====== Given records

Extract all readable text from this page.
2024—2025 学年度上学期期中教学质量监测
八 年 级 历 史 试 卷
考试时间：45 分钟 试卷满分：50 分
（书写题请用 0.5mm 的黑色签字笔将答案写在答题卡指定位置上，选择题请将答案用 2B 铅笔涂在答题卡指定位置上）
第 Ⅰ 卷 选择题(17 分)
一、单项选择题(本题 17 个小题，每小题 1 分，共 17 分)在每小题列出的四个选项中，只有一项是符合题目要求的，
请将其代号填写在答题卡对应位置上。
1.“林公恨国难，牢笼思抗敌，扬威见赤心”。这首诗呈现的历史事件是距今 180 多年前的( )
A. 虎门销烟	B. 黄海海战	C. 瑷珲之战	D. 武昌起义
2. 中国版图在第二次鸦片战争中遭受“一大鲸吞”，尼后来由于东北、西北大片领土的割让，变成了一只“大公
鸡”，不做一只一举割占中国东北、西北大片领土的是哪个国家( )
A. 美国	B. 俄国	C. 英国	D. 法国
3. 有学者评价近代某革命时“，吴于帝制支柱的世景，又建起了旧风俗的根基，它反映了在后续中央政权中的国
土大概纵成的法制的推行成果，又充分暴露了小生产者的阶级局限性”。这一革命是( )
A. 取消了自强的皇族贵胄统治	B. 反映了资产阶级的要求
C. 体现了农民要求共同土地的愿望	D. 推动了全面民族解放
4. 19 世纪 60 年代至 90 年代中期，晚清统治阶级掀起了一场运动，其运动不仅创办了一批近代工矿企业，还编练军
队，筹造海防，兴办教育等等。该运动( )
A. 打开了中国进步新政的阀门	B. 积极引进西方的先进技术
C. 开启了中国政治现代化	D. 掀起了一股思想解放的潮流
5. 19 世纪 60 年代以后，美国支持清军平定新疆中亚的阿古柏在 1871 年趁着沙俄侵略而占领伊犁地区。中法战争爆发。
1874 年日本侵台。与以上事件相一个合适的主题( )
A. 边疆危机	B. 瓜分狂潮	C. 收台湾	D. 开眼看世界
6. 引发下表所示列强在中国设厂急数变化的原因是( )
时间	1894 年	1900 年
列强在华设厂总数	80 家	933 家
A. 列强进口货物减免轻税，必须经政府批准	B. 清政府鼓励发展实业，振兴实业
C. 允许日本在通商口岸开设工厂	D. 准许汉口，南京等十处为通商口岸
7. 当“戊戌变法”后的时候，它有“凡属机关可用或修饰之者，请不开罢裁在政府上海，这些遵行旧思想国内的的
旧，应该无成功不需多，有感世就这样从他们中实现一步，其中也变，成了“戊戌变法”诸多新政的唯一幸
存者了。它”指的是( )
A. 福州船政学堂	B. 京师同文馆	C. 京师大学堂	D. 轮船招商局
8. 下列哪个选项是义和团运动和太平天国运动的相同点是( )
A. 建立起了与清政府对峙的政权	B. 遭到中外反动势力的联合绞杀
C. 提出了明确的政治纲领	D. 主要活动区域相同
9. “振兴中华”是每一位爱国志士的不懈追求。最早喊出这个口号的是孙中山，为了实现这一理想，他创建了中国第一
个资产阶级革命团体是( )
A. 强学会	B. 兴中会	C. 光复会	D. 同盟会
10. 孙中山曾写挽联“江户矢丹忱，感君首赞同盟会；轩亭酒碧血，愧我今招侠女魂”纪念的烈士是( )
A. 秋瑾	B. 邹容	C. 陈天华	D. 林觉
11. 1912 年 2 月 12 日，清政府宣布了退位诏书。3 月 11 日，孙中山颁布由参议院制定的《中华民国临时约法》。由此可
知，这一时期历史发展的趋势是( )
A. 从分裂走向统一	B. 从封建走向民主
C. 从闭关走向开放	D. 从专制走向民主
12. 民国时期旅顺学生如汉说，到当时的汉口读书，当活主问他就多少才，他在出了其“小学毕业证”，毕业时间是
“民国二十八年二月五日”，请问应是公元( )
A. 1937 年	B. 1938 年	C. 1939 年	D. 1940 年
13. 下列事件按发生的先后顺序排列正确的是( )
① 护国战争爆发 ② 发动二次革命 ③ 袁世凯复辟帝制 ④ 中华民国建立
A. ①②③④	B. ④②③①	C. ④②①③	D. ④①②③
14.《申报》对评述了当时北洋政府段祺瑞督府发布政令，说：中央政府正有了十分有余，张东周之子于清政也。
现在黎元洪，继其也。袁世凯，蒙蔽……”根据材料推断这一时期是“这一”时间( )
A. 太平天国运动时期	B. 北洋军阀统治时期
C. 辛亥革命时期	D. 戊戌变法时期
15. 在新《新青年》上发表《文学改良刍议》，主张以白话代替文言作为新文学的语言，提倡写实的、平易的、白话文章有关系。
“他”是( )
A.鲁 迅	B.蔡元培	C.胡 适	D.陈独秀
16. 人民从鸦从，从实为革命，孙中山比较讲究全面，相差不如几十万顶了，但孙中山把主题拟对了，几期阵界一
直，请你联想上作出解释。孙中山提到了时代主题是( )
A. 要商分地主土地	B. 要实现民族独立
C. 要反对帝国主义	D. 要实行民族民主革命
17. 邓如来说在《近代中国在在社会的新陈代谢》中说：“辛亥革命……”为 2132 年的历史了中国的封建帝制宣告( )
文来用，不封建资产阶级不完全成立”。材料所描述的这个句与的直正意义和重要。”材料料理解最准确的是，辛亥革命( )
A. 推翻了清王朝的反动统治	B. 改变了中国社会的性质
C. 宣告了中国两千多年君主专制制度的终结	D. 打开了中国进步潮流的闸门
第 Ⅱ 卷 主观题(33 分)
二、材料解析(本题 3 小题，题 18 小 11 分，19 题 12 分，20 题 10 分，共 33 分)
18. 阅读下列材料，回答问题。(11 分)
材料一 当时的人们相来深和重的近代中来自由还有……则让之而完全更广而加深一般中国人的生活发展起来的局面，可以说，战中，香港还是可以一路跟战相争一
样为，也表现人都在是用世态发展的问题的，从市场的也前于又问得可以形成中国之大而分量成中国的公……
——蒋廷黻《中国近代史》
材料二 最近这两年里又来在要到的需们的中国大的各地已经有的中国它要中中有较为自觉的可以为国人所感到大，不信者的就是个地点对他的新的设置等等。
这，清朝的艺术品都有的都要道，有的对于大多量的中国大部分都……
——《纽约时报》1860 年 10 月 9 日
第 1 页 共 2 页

============

* _The problem_: Restate the listing in full, word for word.

* _Correct result_:
Extract all readable text from this page.
2024—2025 学年度上学期期中教学质量监测
八 年 级 历 史 试 卷
考试时间：45 分钟 试卷满分：50 分
（书写题请用 0.5mm 的黑色签字笔将答案写在答题卡指定位置上，选择题请将答案用 2B 铅笔涂在答题卡指定位置上）
第 Ⅰ 卷 选择题(17 分)
一、单项选择题(本题 17 个小题，每小题 1 分，共 17 分)在每小题列出的四个选项中，只有一项是符合题目要求的，
请将其代号填写在答题卡对应位置上。
1.“林公恨国难，牢笼思抗敌，扬威见赤心”。这首诗呈现的历史事件是距今 180 多年前的( )
A. 虎门销烟	B. 黄海海战	C. 瑷珲之战	D. 武昌起义
2. 中国版图在第二次鸦片战争中遭受“一大鲸吞”，尼后来由于东北、西北大片领土的割让，变成了一只“大公
鸡”，不做一只一举割占中国东北、西北大片领土的是哪个国家( )
A. 美国	B. 俄国	C. 英国	D. 法国
3. 有学者评价近代某革命时“，吴于帝制支柱的世景，又建起了旧风俗的根基，它反映了在后续中央政权中的国
土大概纵成的法制的推行成果，又充分暴露了小生产者的阶级局限性”。这一革命是( )
A. 取消了自强的皇族贵胄统治	B. 反映了资产阶级的要求
C. 体现了农民要求共同土地的愿望	D. 推动了全面民族解放
4. 19 世纪 60 年代至 90 年代中期，晚清统治阶级掀起了一场运动，其运动不仅创办了一批近代工矿企业，还编练军
队，筹造海防，兴办教育等等。该运动( )
A. 打开了中国进步新政的阀门	B. 积极引进西方的先进技术
C. 开启了中国政治现代化	D. 掀起了一股思想解放的潮流
5. 19 世纪 60 年代以后，美国支持清军平定新疆中亚的阿古柏在 1871 年趁着沙俄侵略而占领伊犁地区。中法战争爆发。
1874 年日本侵台。与以上事件相一个合适的主题( )
A. 边疆危机	B. 瓜分狂潮	C. 收台湾	D. 开眼看世界
6. 引发下表所示列强在中国设厂急数变化的原因是( )
时间	1894 年	1900 年
列强在华设厂总数	80 家	933 家
A. 列强进口货物减免轻税，必须经政府批准	B. 清政府鼓励发展实业，振兴实业
C. 允许日本在通商口岸开设工厂	D. 准许汉口，南京等十处为通商口岸
7. 当“戊戌变法”后的时候，它有“凡属机关可用或修饰之者，请不开罢裁在政府上海，这些遵行旧思想国内的的
旧，应该无成功不需多，有感世就这样从他们中实现一步，其中也变，成了“戊戌变法”诸多新政的唯一幸
存者了。它”指的是( )
A. 福州船政学堂	B. 京师同文馆	C. 京师大学堂	D. 轮船招商局
8. 下列哪个选项是义和团运动和太平天国运动的相同点是( )
A. 建立起了与清政府对峙的政权	B. 遭到中外反动势力的联合绞杀
C. 提出了明确的政治纲领	D. 主要活动区域相同
9. “振兴中华”是每一位爱国志士的不懈追求。最早喊出这个口号的是孙中山，为了实现这一理想，他创建了中国第一
个资产阶级革命团体是( )
A. 强学会	B. 兴中会	C. 光复会	D. 同盟会
10. 孙中山曾写挽联“江户矢丹忱，感君首赞同盟会；轩亭酒碧血，愧我今招侠女魂”纪念的烈士是( )
A. 秋瑾	B. 邹容	C. 陈天华	D. 林觉
11. 1912 年 2 月 12 日，清政府宣布了退位诏书。3 月 11 日，孙中山颁布由参议院制定的《中华民国临时约法》。由此可
知，这一时期历史发展的趋势是( )
A. 从分裂走向统一	B. 从封建走向民主
C. 从闭关走向开放	D. 从专制走向民主
12. 民国时期旅顺学生如汉说，到当时的汉口读书，当活主问他就多少才，他在出了其“小学毕业证”，毕业时间是
“民国二十八年二月五日”，请问应是公元( )
A. 1937 年	B. 1938 年	C. 1939 年	D. 1940 年
13. 下列事件按发生的先后顺序排列正确的是( )
① 护国战争爆发 ② 发动二次革命 ③ 袁世凯复辟帝制 ④ 中华民国建立
A. ①②③④	B. ④②③①	C. ④②①③	D. ④①②③
14.《申报》对评述了当时北洋政府段祺瑞督府发布政令，说：中央政府正有了十分有余，张东周之子于清政也。
现在黎元洪，继其也。袁世凯，蒙蔽……”根据材料推断这一时期是“这一”时间( )
A. 太平天国运动时期	B. 北洋军阀统治时期
C. 辛亥革命时期	D. 戊戌变法时期
15. 在新《新青年》上发表《文学改良刍议》，主张以白话代替文言作为新文学的语言，提倡写实的、平易的、白话文章有关系。
“他”是( )
A.鲁 迅	B.蔡元培	C.胡 适	D.陈独秀
16. 人民从鸦从，从实为革命，孙中山比较讲究全面，相差不如几十万顶了，但孙中山把主题拟对了，几期阵界一
直，请你联想上作出解释。孙中山提到了时代主题是( )
A. 要商分地主土地	B. 要实现民族独立
C. 要反对帝国主义	D. 要实行民族民主革命
17. 邓如来说在《近代中国在在社会的新陈代谢》中说：“辛亥革命……”为 2132 年的历史了中国的封建帝制宣告( )
文来用，不封建资产阶级不完全成立”。材料所描述的这个句与的直正意义和重要。”材料料理解最准确的是，辛亥革命( )
A. 推翻了清王朝的反动统治	B. 改变了中国社会的性质
C. 宣告了中国两千多年君主专制制度的终结	D. 打开了中国进步潮流的闸门
第 Ⅱ 卷 主观题(33 分)
二、材料解析(本题 3 小题，题 18 小 11 分，19 题 12 分，20 题 10 分，共 33 分)
18. 阅读下列材料，回答问题。(11 分)
材料一 当时的人们相来深和重的近代中来自由还有……则让之而完全更广而加深一般中国人的生活发展起来的局面，可以说，战中，香港还是可以一路跟战相争一
样为，也表现人都在是用世态发展的问题的，从市场的也前于又问得可以形成中国之大而分量成中国的公……
——蒋廷黻《中国近代史》
材料二 最近这两年里又来在要到的需们的中国大的各地已经有的中国它要中中有较为自觉的可以为国人所感到大，不信者的就是个地点对他的新的设置等等。
这，清朝的艺术品都有的都要道，有的对于大多量的中国大部分都……
——《纽约时报》1860 年 10 月 9 日
第 1 页 共 2 页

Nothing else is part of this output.